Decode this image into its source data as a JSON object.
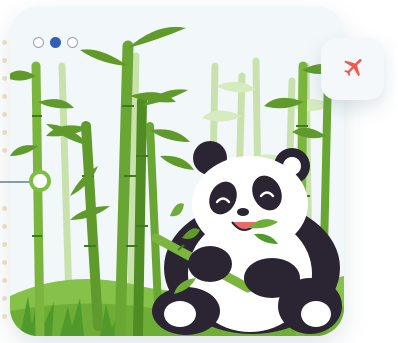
{
  "carousel": {
    "slide_count": 3,
    "active_index": 1
  },
  "icons": {
    "plane_button": "airplane-icon"
  },
  "colors": {
    "card_background": "#f2f8fa",
    "active_dot": "#2f5fb8",
    "inactive_dot_border": "#9aa3ad",
    "bamboo_dark": "#5f9a2a",
    "bamboo_light": "#b9d89a",
    "grass": "#7ab83e",
    "plane": "#ef5b4f",
    "panda_black": "#2b2433",
    "panda_white": "#ffffff"
  },
  "illustration": {
    "subject": "panda-eating-bamboo"
  }
}
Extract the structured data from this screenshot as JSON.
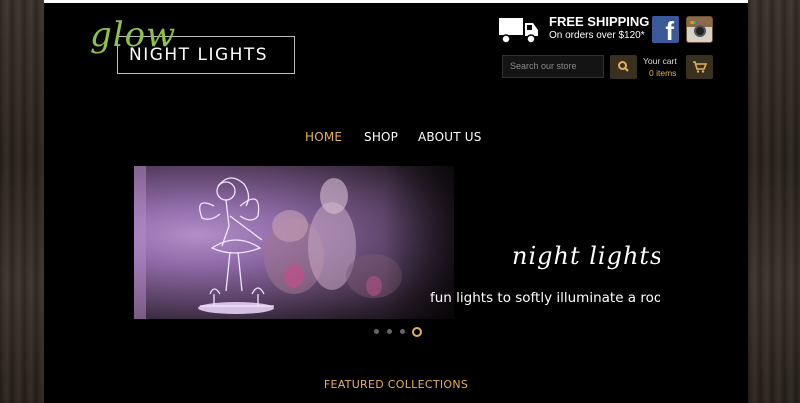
{
  "logo": {
    "script_text": "glow",
    "main_text": "NIGHT LIGHTS",
    "accent_color": "#8fc04b"
  },
  "shipping": {
    "title": "FREE SHIPPING",
    "subtitle": "On orders over $120*"
  },
  "social": {
    "facebook_letter": "f",
    "facebook_icon": "facebook-icon",
    "instagram_icon": "instagram-icon"
  },
  "search": {
    "placeholder": "Search our store"
  },
  "cart": {
    "label": "Your cart",
    "count": "0 items"
  },
  "nav": {
    "items": [
      {
        "label": "HOME",
        "active": true
      },
      {
        "label": "SHOP",
        "active": false
      },
      {
        "label": "ABOUT US",
        "active": false
      }
    ]
  },
  "slideshow": {
    "title": "night lights",
    "subtitle": "fun lights to softly illuminate a room",
    "slide_count": 4,
    "active_slide": 4
  },
  "featured": {
    "heading": "FEATURED COLLECTIONS"
  },
  "colors": {
    "accent": "#e3b15c",
    "background": "#000000",
    "brand_green": "#8fc04b"
  }
}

=====

## STATED TASK
Leave out the pictures, and give all the records again exactly.

## RIGHT ANSWER
Decode this image into its source data as a JSON object.
{
  "carousel": {
    "slide_count": 3,
    "active_index": 1
  },
  "icons": {
    "plane_button": "airplane-icon"
  },
  "colors": {
    "card_background": "#f2f8fa",
    "active_dot": "#2f5fb8",
    "inactive_dot_border": "#9aa3ad",
    "bamboo_dark": "#5f9a2a",
    "bamboo_light": "#b9d89a",
    "grass": "#7ab83e",
    "plane": "#ef5b4f",
    "panda_black": "#2b2433",
    "panda_white": "#ffffff"
  },
  "illustration": {
    "subject": "panda-eating-bamboo"
  }
}
Extract the structured data from this screenshot as JSON.
{
  "logo": {
    "script_text": "glow",
    "main_text": "NIGHT LIGHTS",
    "accent_color": "#8fc04b"
  },
  "shipping": {
    "title": "FREE SHIPPING",
    "subtitle": "On orders over $120*"
  },
  "social": {
    "facebook_letter": "f",
    "facebook_icon": "facebook-icon",
    "instagram_icon": "instagram-icon"
  },
  "search": {
    "placeholder": "Search our store"
  },
  "cart": {
    "label": "Your cart",
    "count": "0 items"
  },
  "nav": {
    "items": [
      {
        "label": "HOME",
        "active": true
      },
      {
        "label": "SHOP",
        "active": false
      },
      {
        "label": "ABOUT US",
        "active": false
      }
    ]
  },
  "slideshow": {
    "title": "night lights",
    "subtitle": "fun lights to softly illuminate a room",
    "slide_count": 4,
    "active_slide": 4
  },
  "featured": {
    "heading": "FEATURED COLLECTIONS"
  },
  "colors": {
    "accent": "#e3b15c",
    "background": "#000000",
    "brand_green": "#8fc04b"
  }
}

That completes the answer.